THE PROBLEM = Reproduce the lines below word for word, leaving out nothing and changing nothing.

Excerpt from the dataset:
□ □ □ □ □
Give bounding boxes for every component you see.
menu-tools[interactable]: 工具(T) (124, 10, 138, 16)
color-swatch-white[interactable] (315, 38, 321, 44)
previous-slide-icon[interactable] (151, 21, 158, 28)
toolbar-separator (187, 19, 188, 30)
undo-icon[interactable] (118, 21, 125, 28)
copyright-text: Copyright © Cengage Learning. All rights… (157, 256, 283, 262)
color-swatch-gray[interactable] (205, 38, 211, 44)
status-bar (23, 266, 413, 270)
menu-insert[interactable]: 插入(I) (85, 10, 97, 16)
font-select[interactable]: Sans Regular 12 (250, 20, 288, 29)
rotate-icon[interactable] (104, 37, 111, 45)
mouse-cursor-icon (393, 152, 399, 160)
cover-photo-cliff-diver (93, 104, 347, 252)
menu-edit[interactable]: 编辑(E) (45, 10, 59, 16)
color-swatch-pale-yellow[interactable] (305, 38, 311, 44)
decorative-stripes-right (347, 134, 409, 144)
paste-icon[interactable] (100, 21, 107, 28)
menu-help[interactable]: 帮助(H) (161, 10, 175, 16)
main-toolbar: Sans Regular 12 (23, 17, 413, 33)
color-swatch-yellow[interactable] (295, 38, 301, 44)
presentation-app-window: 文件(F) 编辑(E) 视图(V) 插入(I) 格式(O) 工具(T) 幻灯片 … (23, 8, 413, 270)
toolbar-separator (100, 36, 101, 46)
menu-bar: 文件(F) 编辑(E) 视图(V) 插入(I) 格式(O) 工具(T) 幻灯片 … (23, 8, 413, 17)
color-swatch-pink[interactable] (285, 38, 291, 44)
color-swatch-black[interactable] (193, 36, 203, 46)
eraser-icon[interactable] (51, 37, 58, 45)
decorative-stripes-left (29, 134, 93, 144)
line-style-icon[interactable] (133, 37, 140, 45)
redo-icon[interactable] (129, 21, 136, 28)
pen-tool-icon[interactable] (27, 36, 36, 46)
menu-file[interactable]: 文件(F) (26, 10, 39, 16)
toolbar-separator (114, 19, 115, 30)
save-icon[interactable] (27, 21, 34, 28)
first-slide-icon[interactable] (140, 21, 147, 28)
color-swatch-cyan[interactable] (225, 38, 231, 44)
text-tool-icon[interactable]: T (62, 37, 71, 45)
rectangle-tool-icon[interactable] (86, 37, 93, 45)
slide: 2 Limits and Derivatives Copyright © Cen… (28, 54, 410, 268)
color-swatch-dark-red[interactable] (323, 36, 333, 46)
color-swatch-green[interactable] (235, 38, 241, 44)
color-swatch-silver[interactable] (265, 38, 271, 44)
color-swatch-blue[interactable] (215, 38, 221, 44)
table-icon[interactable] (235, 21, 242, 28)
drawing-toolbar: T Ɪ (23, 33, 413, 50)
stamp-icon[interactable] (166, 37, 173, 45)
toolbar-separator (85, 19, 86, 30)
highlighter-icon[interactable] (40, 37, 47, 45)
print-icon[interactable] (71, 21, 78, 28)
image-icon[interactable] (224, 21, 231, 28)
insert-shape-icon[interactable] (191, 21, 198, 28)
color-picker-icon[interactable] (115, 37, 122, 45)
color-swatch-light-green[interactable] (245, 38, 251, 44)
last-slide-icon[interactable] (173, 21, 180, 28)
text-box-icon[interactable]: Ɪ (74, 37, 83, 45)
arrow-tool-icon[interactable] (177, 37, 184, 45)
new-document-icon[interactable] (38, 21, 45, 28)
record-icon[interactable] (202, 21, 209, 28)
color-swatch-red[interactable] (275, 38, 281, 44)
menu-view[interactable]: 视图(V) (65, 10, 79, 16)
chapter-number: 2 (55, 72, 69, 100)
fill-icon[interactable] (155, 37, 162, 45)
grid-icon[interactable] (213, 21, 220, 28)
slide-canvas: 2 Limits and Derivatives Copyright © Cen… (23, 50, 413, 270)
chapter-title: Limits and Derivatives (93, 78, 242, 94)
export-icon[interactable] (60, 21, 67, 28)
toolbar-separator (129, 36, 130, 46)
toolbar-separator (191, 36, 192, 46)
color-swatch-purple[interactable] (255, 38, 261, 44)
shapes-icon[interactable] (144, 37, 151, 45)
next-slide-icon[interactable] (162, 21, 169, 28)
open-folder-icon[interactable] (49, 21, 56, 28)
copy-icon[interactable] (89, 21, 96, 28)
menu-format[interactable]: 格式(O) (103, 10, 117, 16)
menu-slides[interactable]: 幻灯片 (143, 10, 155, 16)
□ □ □ □ □
SOLUTION =
Give bounding boxes for every component you see.
menu-tools[interactable]: 工具(T) (124, 10, 138, 16)
color-swatch-white[interactable] (315, 38, 321, 44)
previous-slide-icon[interactable] (151, 21, 158, 28)
toolbar-separator (187, 19, 188, 30)
undo-icon[interactable] (118, 21, 125, 28)
copyright-text: Copyright © Cengage Learning. All rights… (157, 256, 283, 262)
color-swatch-gray[interactable] (205, 38, 211, 44)
status-bar (23, 266, 413, 270)
menu-insert[interactable]: 插入(I) (85, 10, 97, 16)
font-select[interactable]: Sans Regular 12 (250, 20, 288, 29)
rotate-icon[interactable] (104, 37, 111, 45)
mouse-cursor-icon (393, 152, 399, 160)
cover-photo-cliff-diver (93, 104, 347, 252)
menu-edit[interactable]: 编辑(E) (45, 10, 59, 16)
color-swatch-pale-yellow[interactable] (305, 38, 311, 44)
decorative-stripes-right (347, 134, 409, 144)
paste-icon[interactable] (100, 21, 107, 28)
menu-help[interactable]: 帮助(H) (161, 10, 175, 16)
main-toolbar: Sans Regular 12 (23, 17, 413, 33)
color-swatch-yellow[interactable] (295, 38, 301, 44)
presentation-app-window: 文件(F) 编辑(E) 视图(V) 插入(I) 格式(O) 工具(T) 幻灯片 … (23, 8, 413, 270)
toolbar-separator (100, 36, 101, 46)
menu-bar: 文件(F) 编辑(E) 视图(V) 插入(I) 格式(O) 工具(T) 幻灯片 … (23, 8, 413, 17)
color-swatch-pink[interactable] (285, 38, 291, 44)
color-swatch-black[interactable] (193, 36, 203, 46)
eraser-icon[interactable] (51, 37, 58, 45)
decorative-stripes-left (29, 134, 93, 144)
line-style-icon[interactable] (133, 37, 140, 45)
redo-icon[interactable] (129, 21, 136, 28)
pen-tool-icon[interactable] (27, 36, 36, 46)
menu-file[interactable]: 文件(F) (26, 10, 39, 16)
toolbar-separator (114, 19, 115, 30)
save-icon[interactable] (27, 21, 34, 28)
first-slide-icon[interactable] (140, 21, 147, 28)
color-swatch-cyan[interactable] (225, 38, 231, 44)
text-tool-icon[interactable]: T (62, 37, 71, 45)
rectangle-tool-icon[interactable] (86, 37, 93, 45)
slide: 2 Limits and Derivatives Copyright © Cen… (28, 54, 410, 268)
color-swatch-dark-red[interactable] (323, 36, 333, 46)
color-swatch-green[interactable] (235, 38, 241, 44)
color-swatch-silver[interactable] (265, 38, 271, 44)
color-swatch-blue[interactable] (215, 38, 221, 44)
table-icon[interactable] (235, 21, 242, 28)
drawing-toolbar: T Ɪ (23, 33, 413, 50)
stamp-icon[interactable] (166, 37, 173, 45)
toolbar-separator (85, 19, 86, 30)
highlighter-icon[interactable] (40, 37, 47, 45)
print-icon[interactable] (71, 21, 78, 28)
image-icon[interactable] (224, 21, 231, 28)
insert-shape-icon[interactable] (191, 21, 198, 28)
color-picker-icon[interactable] (115, 37, 122, 45)
color-swatch-light-green[interactable] (245, 38, 251, 44)
last-slide-icon[interactable] (173, 21, 180, 28)
text-box-icon[interactable]: Ɪ (74, 37, 83, 45)
arrow-tool-icon[interactable] (177, 37, 184, 45)
new-document-icon[interactable] (38, 21, 45, 28)
record-icon[interactable] (202, 21, 209, 28)
color-swatch-red[interactable] (275, 38, 281, 44)
menu-view[interactable]: 视图(V) (65, 10, 79, 16)
chapter-number: 2 (55, 72, 69, 100)
fill-icon[interactable] (155, 37, 162, 45)
grid-icon[interactable] (213, 21, 220, 28)
slide-canvas: 2 Limits and Derivatives Copyright © Cen… (23, 50, 413, 270)
chapter-title: Limits and Derivatives (93, 78, 242, 94)
export-icon[interactable] (60, 21, 67, 28)
toolbar-separator (129, 36, 130, 46)
toolbar-separator (191, 36, 192, 46)
color-swatch-purple[interactable] (255, 38, 261, 44)
shapes-icon[interactable] (144, 37, 151, 45)
next-slide-icon[interactable] (162, 21, 169, 28)
open-folder-icon[interactable] (49, 21, 56, 28)
copy-icon[interactable] (89, 21, 96, 28)
menu-format[interactable]: 格式(O) (103, 10, 117, 16)
menu-slides[interactable]: 幻灯片 (143, 10, 155, 16)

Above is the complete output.